» EXTRACTED DATA:
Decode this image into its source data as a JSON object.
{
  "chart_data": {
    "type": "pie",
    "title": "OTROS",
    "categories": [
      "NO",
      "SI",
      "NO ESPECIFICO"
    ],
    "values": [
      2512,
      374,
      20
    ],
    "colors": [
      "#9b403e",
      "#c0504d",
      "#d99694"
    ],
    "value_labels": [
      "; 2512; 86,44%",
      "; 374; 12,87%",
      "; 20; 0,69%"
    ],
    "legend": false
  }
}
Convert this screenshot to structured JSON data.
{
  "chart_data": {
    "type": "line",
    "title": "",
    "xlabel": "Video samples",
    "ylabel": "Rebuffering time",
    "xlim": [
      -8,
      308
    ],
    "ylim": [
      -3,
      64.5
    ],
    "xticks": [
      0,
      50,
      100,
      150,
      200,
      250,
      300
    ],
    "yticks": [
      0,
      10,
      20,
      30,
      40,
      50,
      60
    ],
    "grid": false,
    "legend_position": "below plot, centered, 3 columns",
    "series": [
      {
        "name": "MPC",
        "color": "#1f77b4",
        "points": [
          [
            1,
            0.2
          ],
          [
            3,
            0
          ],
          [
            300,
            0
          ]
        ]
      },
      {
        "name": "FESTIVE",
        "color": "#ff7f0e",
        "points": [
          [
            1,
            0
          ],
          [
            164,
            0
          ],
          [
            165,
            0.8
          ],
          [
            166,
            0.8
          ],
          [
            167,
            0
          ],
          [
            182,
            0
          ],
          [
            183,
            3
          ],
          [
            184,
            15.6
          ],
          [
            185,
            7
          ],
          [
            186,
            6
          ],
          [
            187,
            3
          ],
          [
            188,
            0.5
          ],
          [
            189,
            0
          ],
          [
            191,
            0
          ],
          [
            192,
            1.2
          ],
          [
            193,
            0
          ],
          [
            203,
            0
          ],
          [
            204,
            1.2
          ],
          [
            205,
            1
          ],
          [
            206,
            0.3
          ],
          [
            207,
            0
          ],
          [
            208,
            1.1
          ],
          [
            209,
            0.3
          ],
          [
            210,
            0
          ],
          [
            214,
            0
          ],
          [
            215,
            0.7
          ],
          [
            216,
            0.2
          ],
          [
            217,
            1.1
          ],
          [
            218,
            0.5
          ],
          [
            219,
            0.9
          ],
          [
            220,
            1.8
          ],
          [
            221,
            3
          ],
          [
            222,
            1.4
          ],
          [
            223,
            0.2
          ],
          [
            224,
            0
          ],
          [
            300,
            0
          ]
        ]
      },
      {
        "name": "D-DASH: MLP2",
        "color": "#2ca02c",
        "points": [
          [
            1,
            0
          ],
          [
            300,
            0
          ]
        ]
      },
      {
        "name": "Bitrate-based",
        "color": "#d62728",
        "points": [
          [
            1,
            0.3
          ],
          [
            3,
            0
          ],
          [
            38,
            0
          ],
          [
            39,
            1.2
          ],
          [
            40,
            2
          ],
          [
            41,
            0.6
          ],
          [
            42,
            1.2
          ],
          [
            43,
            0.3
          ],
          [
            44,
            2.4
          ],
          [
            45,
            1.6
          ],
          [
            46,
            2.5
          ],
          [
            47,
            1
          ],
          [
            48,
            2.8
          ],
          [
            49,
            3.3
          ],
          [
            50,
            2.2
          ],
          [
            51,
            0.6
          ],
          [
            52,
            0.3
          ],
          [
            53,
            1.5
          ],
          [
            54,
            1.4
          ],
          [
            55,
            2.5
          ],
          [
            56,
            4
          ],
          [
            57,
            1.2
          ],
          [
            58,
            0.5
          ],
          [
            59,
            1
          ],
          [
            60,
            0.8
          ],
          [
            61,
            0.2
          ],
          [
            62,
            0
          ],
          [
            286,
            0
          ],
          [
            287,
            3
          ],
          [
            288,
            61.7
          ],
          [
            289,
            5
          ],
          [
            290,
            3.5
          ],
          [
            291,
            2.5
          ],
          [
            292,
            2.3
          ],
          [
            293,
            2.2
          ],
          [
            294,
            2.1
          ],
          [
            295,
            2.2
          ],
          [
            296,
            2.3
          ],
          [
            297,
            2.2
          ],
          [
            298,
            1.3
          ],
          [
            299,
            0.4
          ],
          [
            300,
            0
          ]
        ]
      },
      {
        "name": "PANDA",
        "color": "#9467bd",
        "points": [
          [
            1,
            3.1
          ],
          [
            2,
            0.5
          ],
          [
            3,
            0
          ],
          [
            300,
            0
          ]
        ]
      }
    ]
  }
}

» EXERCISE AIM:
Extract every record and return it verbatim.

» THE COMPLETED TASK:
Decode this image into its source data as a JSON object.
{
  "chart_data": {
    "type": "pie",
    "title": "OTROS",
    "categories": [
      "NO",
      "SI",
      "NO ESPECIFICO"
    ],
    "values": [
      2512,
      374,
      20
    ],
    "colors": [
      "#9b403e",
      "#c0504d",
      "#d99694"
    ],
    "value_labels": [
      "; 2512; 86,44%",
      "; 374; 12,87%",
      "; 20; 0,69%"
    ],
    "legend": false
  }
}
Convert this screenshot to structured JSON data.
{
  "chart_data": {
    "type": "line",
    "title": "",
    "xlabel": "Video samples",
    "ylabel": "Rebuffering time",
    "xlim": [
      -8,
      308
    ],
    "ylim": [
      -3,
      64.5
    ],
    "xticks": [
      0,
      50,
      100,
      150,
      200,
      250,
      300
    ],
    "yticks": [
      0,
      10,
      20,
      30,
      40,
      50,
      60
    ],
    "grid": false,
    "legend_position": "below plot, centered, 3 columns",
    "series": [
      {
        "name": "MPC",
        "color": "#1f77b4",
        "points": [
          [
            1,
            0.2
          ],
          [
            3,
            0
          ],
          [
            300,
            0
          ]
        ]
      },
      {
        "name": "FESTIVE",
        "color": "#ff7f0e",
        "points": [
          [
            1,
            0
          ],
          [
            164,
            0
          ],
          [
            165,
            0.8
          ],
          [
            166,
            0.8
          ],
          [
            167,
            0
          ],
          [
            182,
            0
          ],
          [
            183,
            3
          ],
          [
            184,
            15.6
          ],
          [
            185,
            7
          ],
          [
            186,
            6
          ],
          [
            187,
            3
          ],
          [
            188,
            0.5
          ],
          [
            189,
            0
          ],
          [
            191,
            0
          ],
          [
            192,
            1.2
          ],
          [
            193,
            0
          ],
          [
            203,
            0
          ],
          [
            204,
            1.2
          ],
          [
            205,
            1
          ],
          [
            206,
            0.3
          ],
          [
            207,
            0
          ],
          [
            208,
            1.1
          ],
          [
            209,
            0.3
          ],
          [
            210,
            0
          ],
          [
            214,
            0
          ],
          [
            215,
            0.7
          ],
          [
            216,
            0.2
          ],
          [
            217,
            1.1
          ],
          [
            218,
            0.5
          ],
          [
            219,
            0.9
          ],
          [
            220,
            1.8
          ],
          [
            221,
            3
          ],
          [
            222,
            1.4
          ],
          [
            223,
            0.2
          ],
          [
            224,
            0
          ],
          [
            300,
            0
          ]
        ]
      },
      {
        "name": "D-DASH: MLP2",
        "color": "#2ca02c",
        "points": [
          [
            1,
            0
          ],
          [
            300,
            0
          ]
        ]
      },
      {
        "name": "Bitrate-based",
        "color": "#d62728",
        "points": [
          [
            1,
            0.3
          ],
          [
            3,
            0
          ],
          [
            38,
            0
          ],
          [
            39,
            1.2
          ],
          [
            40,
            2
          ],
          [
            41,
            0.6
          ],
          [
            42,
            1.2
          ],
          [
            43,
            0.3
          ],
          [
            44,
            2.4
          ],
          [
            45,
            1.6
          ],
          [
            46,
            2.5
          ],
          [
            47,
            1
          ],
          [
            48,
            2.8
          ],
          [
            49,
            3.3
          ],
          [
            50,
            2.2
          ],
          [
            51,
            0.6
          ],
          [
            52,
            0.3
          ],
          [
            53,
            1.5
          ],
          [
            54,
            1.4
          ],
          [
            55,
            2.5
          ],
          [
            56,
            4
          ],
          [
            57,
            1.2
          ],
          [
            58,
            0.5
          ],
          [
            59,
            1
          ],
          [
            60,
            0.8
          ],
          [
            61,
            0.2
          ],
          [
            62,
            0
          ],
          [
            286,
            0
          ],
          [
            287,
            3
          ],
          [
            288,
            61.7
          ],
          [
            289,
            5
          ],
          [
            290,
            3.5
          ],
          [
            291,
            2.5
          ],
          [
            292,
            2.3
          ],
          [
            293,
            2.2
          ],
          [
            294,
            2.1
          ],
          [
            295,
            2.2
          ],
          [
            296,
            2.3
          ],
          [
            297,
            2.2
          ],
          [
            298,
            1.3
          ],
          [
            299,
            0.4
          ],
          [
            300,
            0
          ]
        ]
      },
      {
        "name": "PANDA",
        "color": "#9467bd",
        "points": [
          [
            1,
            3.1
          ],
          [
            2,
            0.5
          ],
          [
            3,
            0
          ],
          [
            300,
            0
          ]
        ]
      }
    ]
  }
}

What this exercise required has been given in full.